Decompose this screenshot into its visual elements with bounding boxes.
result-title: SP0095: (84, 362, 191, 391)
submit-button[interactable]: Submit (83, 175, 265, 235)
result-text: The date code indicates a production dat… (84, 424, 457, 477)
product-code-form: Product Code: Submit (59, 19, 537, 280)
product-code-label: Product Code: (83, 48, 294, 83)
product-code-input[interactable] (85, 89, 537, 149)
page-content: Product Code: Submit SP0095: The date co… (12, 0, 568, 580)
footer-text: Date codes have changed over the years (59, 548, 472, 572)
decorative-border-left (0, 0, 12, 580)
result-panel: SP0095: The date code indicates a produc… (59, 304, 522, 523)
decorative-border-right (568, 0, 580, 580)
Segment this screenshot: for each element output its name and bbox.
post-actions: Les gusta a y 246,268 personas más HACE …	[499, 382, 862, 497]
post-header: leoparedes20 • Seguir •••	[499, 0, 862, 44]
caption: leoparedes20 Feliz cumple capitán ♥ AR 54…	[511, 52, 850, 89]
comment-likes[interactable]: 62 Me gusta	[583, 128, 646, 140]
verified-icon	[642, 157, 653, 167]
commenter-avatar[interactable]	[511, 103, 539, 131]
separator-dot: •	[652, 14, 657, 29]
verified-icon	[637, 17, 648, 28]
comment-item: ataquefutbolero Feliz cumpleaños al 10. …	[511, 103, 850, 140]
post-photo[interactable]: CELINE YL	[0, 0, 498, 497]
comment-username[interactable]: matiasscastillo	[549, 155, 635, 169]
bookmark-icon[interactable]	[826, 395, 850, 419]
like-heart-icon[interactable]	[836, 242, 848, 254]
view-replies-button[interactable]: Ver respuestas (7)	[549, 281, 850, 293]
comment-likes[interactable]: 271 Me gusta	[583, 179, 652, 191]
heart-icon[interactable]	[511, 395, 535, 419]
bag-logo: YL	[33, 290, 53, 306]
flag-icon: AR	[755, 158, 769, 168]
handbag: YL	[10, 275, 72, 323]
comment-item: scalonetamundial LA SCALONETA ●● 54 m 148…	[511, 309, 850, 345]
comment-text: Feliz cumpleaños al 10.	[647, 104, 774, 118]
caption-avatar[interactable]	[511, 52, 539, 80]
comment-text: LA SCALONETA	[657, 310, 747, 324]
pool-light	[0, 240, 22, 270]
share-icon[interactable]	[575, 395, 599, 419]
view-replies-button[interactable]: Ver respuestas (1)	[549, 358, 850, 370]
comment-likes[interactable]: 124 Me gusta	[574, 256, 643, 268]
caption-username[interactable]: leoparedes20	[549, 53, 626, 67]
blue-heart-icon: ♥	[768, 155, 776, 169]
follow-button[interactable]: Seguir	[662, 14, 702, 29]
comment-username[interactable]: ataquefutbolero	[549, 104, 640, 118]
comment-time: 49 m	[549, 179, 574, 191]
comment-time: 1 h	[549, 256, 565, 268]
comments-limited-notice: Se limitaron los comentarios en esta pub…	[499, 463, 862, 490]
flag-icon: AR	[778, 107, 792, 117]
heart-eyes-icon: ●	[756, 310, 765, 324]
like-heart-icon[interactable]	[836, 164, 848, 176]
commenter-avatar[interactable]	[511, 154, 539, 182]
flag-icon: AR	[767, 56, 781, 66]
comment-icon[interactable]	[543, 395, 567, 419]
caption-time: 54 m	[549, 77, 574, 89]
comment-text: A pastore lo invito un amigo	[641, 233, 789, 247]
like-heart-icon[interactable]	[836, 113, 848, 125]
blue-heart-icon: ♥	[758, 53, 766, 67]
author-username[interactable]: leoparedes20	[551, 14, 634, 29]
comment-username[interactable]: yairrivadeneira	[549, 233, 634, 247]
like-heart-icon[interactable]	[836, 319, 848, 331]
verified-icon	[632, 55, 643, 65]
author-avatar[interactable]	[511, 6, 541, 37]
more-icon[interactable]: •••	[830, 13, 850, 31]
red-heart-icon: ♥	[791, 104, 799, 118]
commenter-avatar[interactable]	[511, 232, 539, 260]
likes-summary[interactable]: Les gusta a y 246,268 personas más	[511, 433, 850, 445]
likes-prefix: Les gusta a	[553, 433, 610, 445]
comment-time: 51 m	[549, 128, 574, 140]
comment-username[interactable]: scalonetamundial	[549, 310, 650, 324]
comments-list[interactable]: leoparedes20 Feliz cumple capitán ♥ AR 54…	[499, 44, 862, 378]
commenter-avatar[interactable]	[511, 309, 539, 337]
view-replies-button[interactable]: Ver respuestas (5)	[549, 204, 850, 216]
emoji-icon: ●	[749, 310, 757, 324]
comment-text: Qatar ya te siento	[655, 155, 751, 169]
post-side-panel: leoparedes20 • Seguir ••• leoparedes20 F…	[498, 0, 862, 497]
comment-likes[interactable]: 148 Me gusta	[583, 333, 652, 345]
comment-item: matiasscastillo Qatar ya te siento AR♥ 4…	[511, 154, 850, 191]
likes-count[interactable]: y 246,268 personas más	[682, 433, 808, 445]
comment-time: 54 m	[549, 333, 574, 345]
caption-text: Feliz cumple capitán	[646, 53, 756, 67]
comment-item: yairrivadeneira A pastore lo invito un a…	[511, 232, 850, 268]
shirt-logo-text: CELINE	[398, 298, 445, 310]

> _The task_: Rewrite every line of the items above as a numbered list, omitting any blank lines.

> _Task solution_:
1. Decompose this screenshot into its visual elements with bounding boxes.
2. result-title: SP0095: (84, 362, 191, 391)
3. submit-button[interactable]: Submit (83, 175, 265, 235)
4. result-text: The date code indicates a production dat… (84, 424, 457, 477)
5. product-code-form: Product Code: Submit (59, 19, 537, 280)
6. product-code-label: Product Code: (83, 48, 294, 83)
7. product-code-input[interactable] (85, 89, 537, 149)
8. page-content: Product Code: Submit SP0095: The date co… (12, 0, 568, 580)
9. footer-text: Date codes have changed over the years (59, 548, 472, 572)
10. decorative-border-left (0, 0, 12, 580)
11. result-panel: SP0095: The date code indicates a produc… (59, 304, 522, 523)
12. decorative-border-right (568, 0, 580, 580)
13. Segment this screenshot: for each element output its name and bbox.
14. post-actions: Les gusta a y 246,268 personas más HACE …	[499, 382, 862, 497]
15. post-header: leoparedes20 • Seguir •••	[499, 0, 862, 44]
16. caption: leoparedes20 Feliz cumple capitán ♥ AR 54…	[511, 52, 850, 89]
17. comment-likes[interactable]: 62 Me gusta	[583, 128, 646, 140]
18. verified-icon	[642, 157, 653, 167]
19. commenter-avatar[interactable]	[511, 103, 539, 131]
20. separator-dot: •	[652, 14, 657, 29]
21. verified-icon	[637, 17, 648, 28]
22. comment-item: ataquefutbolero Feliz cumpleaños al 10. …	[511, 103, 850, 140]
23. post-photo[interactable]: CELINE YL	[0, 0, 498, 497]
24. comment-username[interactable]: matiasscastillo	[549, 155, 635, 169]
25. bookmark-icon[interactable]	[826, 395, 850, 419]
26. like-heart-icon[interactable]	[836, 242, 848, 254]
27. view-replies-button[interactable]: Ver respuestas (7)	[549, 281, 850, 293]
28. comment-likes[interactable]: 271 Me gusta	[583, 179, 652, 191]
29. heart-icon[interactable]	[511, 395, 535, 419]
30. bag-logo: YL	[33, 290, 53, 306]
31. flag-icon: AR	[755, 158, 769, 168]
32. handbag: YL	[10, 275, 72, 323]
33. comment-item: scalonetamundial LA SCALONETA ●● 54 m 148…	[511, 309, 850, 345]
34. comment-text: Feliz cumpleaños al 10.	[647, 104, 774, 118]
35. caption-avatar[interactable]	[511, 52, 539, 80]
36. comment-text: LA SCALONETA	[657, 310, 747, 324]
37. pool-light	[0, 240, 22, 270]
38. share-icon[interactable]	[575, 395, 599, 419]
39. view-replies-button[interactable]: Ver respuestas (1)	[549, 358, 850, 370]
40. comment-likes[interactable]: 124 Me gusta	[574, 256, 643, 268]
41. caption-username[interactable]: leoparedes20	[549, 53, 626, 67]
42. blue-heart-icon: ♥	[768, 155, 776, 169]
43. follow-button[interactable]: Seguir	[662, 14, 702, 29]
44. comment-username[interactable]: ataquefutbolero	[549, 104, 640, 118]
45. comment-time: 49 m	[549, 179, 574, 191]
46. comment-time: 1 h	[549, 256, 565, 268]
47. comments-limited-notice: Se limitaron los comentarios en esta pub…	[499, 463, 862, 490]
48. flag-icon: AR	[778, 107, 792, 117]
49. heart-eyes-icon: ●	[756, 310, 765, 324]
50. like-heart-icon[interactable]	[836, 164, 848, 176]
51. commenter-avatar[interactable]	[511, 154, 539, 182]
52. flag-icon: AR	[767, 56, 781, 66]
53. comment-icon[interactable]	[543, 395, 567, 419]
54. caption-time: 54 m	[549, 77, 574, 89]
55. comment-text: A pastore lo invito un amigo	[641, 233, 789, 247]
56. like-heart-icon[interactable]	[836, 113, 848, 125]
57. blue-heart-icon: ♥	[758, 53, 766, 67]
58. author-username[interactable]: leoparedes20	[551, 14, 634, 29]
59. comment-username[interactable]: yairrivadeneira	[549, 233, 634, 247]
60. like-heart-icon[interactable]	[836, 319, 848, 331]
61. verified-icon	[632, 55, 643, 65]
62. author-avatar[interactable]	[511, 6, 541, 37]
63. more-icon[interactable]: •••	[830, 13, 850, 31]
64. red-heart-icon: ♥	[791, 104, 799, 118]
65. commenter-avatar[interactable]	[511, 232, 539, 260]
66. likes-summary[interactable]: Les gusta a y 246,268 personas más	[511, 433, 850, 445]
67. likes-prefix: Les gusta a	[553, 433, 610, 445]
68. comment-time: 51 m	[549, 128, 574, 140]
69. comment-username[interactable]: scalonetamundial	[549, 310, 650, 324]
70. comments-list[interactable]: leoparedes20 Feliz cumple capitán ♥ AR 54…	[499, 44, 862, 378]
71. commenter-avatar[interactable]	[511, 309, 539, 337]
72. view-replies-button[interactable]: Ver respuestas (5)	[549, 204, 850, 216]
73. emoji-icon: ●	[749, 310, 757, 324]
74. comment-text: Qatar ya te siento	[655, 155, 751, 169]
75. post-side-panel: leoparedes20 • Seguir ••• leoparedes20 F…	[498, 0, 862, 497]
76. comment-likes[interactable]: 148 Me gusta	[583, 333, 652, 345]
77. comment-item: matiasscastillo Qatar ya te siento AR♥ 4…	[511, 154, 850, 191]
78. likes-count[interactable]: y 246,268 personas más	[682, 433, 808, 445]
79. comment-time: 54 m	[549, 333, 574, 345]
80. caption-text: Feliz cumple capitán	[646, 53, 756, 67]
81. comment-item: yairrivadeneira A pastore lo invito un a…	[511, 232, 850, 268]
82. shirt-logo-text: CELINE	[398, 298, 445, 310]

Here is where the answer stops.